- [Job]
Reproduce every line of the material below word for word.

- [Exercise materials]
* * * * *
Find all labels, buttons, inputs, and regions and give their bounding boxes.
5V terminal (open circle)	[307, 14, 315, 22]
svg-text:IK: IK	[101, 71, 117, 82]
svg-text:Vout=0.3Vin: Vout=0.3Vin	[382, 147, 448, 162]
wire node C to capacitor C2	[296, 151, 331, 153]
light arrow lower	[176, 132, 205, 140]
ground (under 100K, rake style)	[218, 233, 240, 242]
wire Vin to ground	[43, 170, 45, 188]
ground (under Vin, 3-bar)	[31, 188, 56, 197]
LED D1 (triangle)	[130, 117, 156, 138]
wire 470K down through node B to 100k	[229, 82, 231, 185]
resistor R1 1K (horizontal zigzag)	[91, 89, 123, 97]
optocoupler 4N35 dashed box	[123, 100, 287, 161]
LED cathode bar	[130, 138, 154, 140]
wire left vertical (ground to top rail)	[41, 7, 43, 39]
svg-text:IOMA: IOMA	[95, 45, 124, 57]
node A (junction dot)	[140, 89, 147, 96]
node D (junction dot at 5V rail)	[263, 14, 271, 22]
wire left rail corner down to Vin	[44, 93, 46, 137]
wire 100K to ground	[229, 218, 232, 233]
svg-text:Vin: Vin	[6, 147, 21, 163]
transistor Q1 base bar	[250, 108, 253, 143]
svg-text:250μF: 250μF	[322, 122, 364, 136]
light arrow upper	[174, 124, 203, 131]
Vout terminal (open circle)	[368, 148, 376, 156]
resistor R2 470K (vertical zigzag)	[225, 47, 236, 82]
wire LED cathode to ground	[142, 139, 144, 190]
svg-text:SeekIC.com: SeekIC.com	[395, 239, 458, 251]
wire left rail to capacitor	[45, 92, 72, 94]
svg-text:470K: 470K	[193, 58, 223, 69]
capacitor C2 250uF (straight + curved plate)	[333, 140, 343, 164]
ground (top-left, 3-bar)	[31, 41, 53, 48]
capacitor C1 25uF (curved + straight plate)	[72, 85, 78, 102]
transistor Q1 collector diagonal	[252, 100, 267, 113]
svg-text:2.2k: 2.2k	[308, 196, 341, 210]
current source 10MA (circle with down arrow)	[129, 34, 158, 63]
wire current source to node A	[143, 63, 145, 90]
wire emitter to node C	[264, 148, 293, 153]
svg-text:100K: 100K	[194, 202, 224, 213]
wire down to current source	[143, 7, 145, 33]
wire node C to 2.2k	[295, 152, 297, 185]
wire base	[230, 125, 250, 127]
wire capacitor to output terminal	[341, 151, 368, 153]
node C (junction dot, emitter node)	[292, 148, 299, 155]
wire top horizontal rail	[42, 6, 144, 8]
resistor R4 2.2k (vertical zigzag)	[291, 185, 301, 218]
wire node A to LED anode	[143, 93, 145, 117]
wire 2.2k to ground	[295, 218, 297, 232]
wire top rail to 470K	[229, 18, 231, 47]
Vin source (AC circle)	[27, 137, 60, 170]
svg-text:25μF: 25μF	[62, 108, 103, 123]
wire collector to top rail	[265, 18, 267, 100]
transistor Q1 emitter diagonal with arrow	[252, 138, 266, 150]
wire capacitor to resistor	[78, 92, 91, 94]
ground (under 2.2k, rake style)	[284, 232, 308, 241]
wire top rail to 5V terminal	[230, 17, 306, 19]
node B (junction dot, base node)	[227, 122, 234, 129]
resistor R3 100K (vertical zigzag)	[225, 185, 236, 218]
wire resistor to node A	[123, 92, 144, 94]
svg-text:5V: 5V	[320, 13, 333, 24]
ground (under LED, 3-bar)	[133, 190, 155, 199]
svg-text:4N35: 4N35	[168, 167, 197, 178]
* * * * *
- [The result]
Find all labels, buttons, inputs, and regions and give their bounding boxes.
5V terminal (open circle)	[307, 14, 315, 22]
svg-text:IK: IK	[101, 71, 117, 82]
svg-text:Vout=0.3Vin: Vout=0.3Vin	[382, 147, 448, 162]
wire node C to capacitor C2	[296, 151, 331, 153]
light arrow lower	[176, 132, 205, 140]
ground (under 100K, rake style)	[218, 233, 240, 242]
wire Vin to ground	[43, 170, 45, 188]
ground (under Vin, 3-bar)	[31, 188, 56, 197]
LED D1 (triangle)	[130, 117, 156, 138]
wire 470K down through node B to 100k	[229, 82, 231, 185]
resistor R1 1K (horizontal zigzag)	[91, 89, 123, 97]
optocoupler 4N35 dashed box	[123, 100, 287, 161]
LED cathode bar	[130, 138, 154, 140]
wire left vertical (ground to top rail)	[41, 7, 43, 39]
svg-text:IOMA: IOMA	[95, 45, 124, 57]
node A (junction dot)	[140, 89, 147, 96]
node D (junction dot at 5V rail)	[263, 14, 271, 22]
wire left rail corner down to Vin	[44, 93, 46, 137]
wire 100K to ground	[229, 218, 232, 233]
svg-text:Vin: Vin	[6, 147, 21, 163]
transistor Q1 base bar	[250, 108, 253, 143]
svg-text:250μF: 250μF	[322, 122, 364, 136]
light arrow upper	[174, 124, 203, 131]
Vout terminal (open circle)	[368, 148, 376, 156]
resistor R2 470K (vertical zigzag)	[225, 47, 236, 82]
wire LED cathode to ground	[142, 139, 144, 190]
svg-text:SeekIC.com: SeekIC.com	[395, 239, 458, 251]
wire left rail to capacitor	[45, 92, 72, 94]
svg-text:470K: 470K	[193, 58, 223, 69]
capacitor C2 250uF (straight + curved plate)	[333, 140, 343, 164]
ground (top-left, 3-bar)	[31, 41, 53, 48]
capacitor C1 25uF (curved + straight plate)	[72, 85, 78, 102]
transistor Q1 collector diagonal	[252, 100, 267, 113]
svg-text:2.2k: 2.2k	[308, 196, 341, 210]
current source 10MA (circle with down arrow)	[129, 34, 158, 63]
wire current source to node A	[143, 63, 145, 90]
wire emitter to node C	[264, 148, 293, 153]
svg-text:100K: 100K	[194, 202, 224, 213]
wire down to current source	[143, 7, 145, 33]
wire node C to 2.2k	[295, 152, 297, 185]
wire base	[230, 125, 250, 127]
wire capacitor to output terminal	[341, 151, 368, 153]
node C (junction dot, emitter node)	[292, 148, 299, 155]
wire top horizontal rail	[42, 6, 144, 8]
resistor R4 2.2k (vertical zigzag)	[291, 185, 301, 218]
wire node A to LED anode	[143, 93, 145, 117]
wire 2.2k to ground	[295, 218, 297, 232]
wire top rail to 470K	[229, 18, 231, 47]
Vin source (AC circle)	[27, 137, 60, 170]
svg-text:25μF: 25μF	[62, 108, 103, 123]
wire collector to top rail	[265, 18, 267, 100]
transistor Q1 emitter diagonal with arrow	[252, 138, 266, 150]
wire capacitor to resistor	[78, 92, 91, 94]
ground (under 2.2k, rake style)	[284, 232, 308, 241]
wire top rail to 5V terminal	[230, 17, 306, 19]
node B (junction dot, base node)	[227, 122, 234, 129]
resistor R3 100K (vertical zigzag)	[225, 185, 236, 218]
wire resistor to node A	[123, 92, 144, 94]
svg-text:5V: 5V	[320, 13, 333, 24]
ground (under LED, 3-bar)	[133, 190, 155, 199]
svg-text:4N35: 4N35	[168, 167, 197, 178]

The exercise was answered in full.